Written problem: Give every line back verbatim, dropping all images.

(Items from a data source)
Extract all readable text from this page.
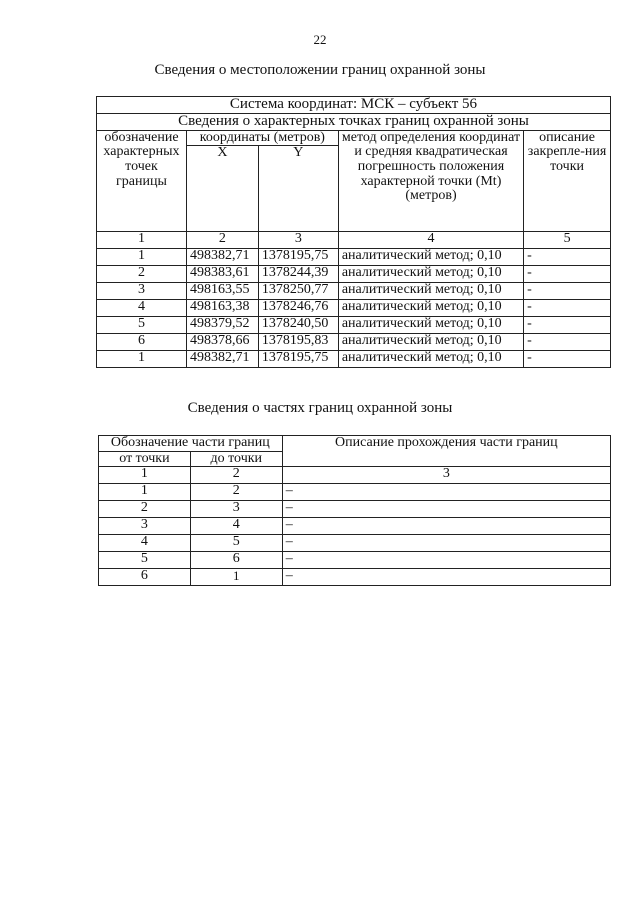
22
Сведения о местоположении границ охранной зоны
Система координат: МСК – субъект 56				
Сведения о характерных точках границ охранной зоны				
обозначение характерных точек границы	координаты (метров)		метод определения координат и средняя квадратическая погрешность положения характерной точки (Mt) (метров)	описание закрепле-ния точки
	X	Y		
1	2	3	4	5
1	498382,71	1378195,75	аналитический метод; 0,10	-
2	498383,61	1378244,39	аналитический метод; 0,10	-
3	498163,55	1378250,77	аналитический метод; 0,10	-
4	498163,38	1378246,76	аналитический метод; 0,10	-
5	498379,52	1378240,50	аналитический метод; 0,10	-
6	498378,66	1378195,83	аналитический метод; 0,10	-
1	498382,71	1378195,75	аналитический метод; 0,10	-
Сведения о частях границ охранной зоны
Обозначение части границ		Описание прохождения части границ
от точки	до точки	
1	2	3
1	2	–
2	3	–
3	4	–
4	5	–
5	6	–
6	1	–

Finished answer:
Extract all readable text from this page.
22
Сведения о местоположении границ охранной зоны
Система координат: МСК – субъект 56				
Сведения о характерных точках границ охранной зоны				
обозначение характерных точек границы	координаты (метров)		метод определения координат и средняя квадратическая погрешность положения характерной точки (Mt) (метров)	описание закрепле-ния точки
	X	Y		
1	2	3	4	5
1	498382,71	1378195,75	аналитический метод; 0,10	-
2	498383,61	1378244,39	аналитический метод; 0,10	-
3	498163,55	1378250,77	аналитический метод; 0,10	-
4	498163,38	1378246,76	аналитический метод; 0,10	-
5	498379,52	1378240,50	аналитический метод; 0,10	-
6	498378,66	1378195,83	аналитический метод; 0,10	-
1	498382,71	1378195,75	аналитический метод; 0,10	-
Сведения о частях границ охранной зоны
Обозначение части границ		Описание прохождения части границ
от точки	до точки	
1	2	3
1	2	–
2	3	–
3	4	–
4	5	–
5	6	–
6	1	–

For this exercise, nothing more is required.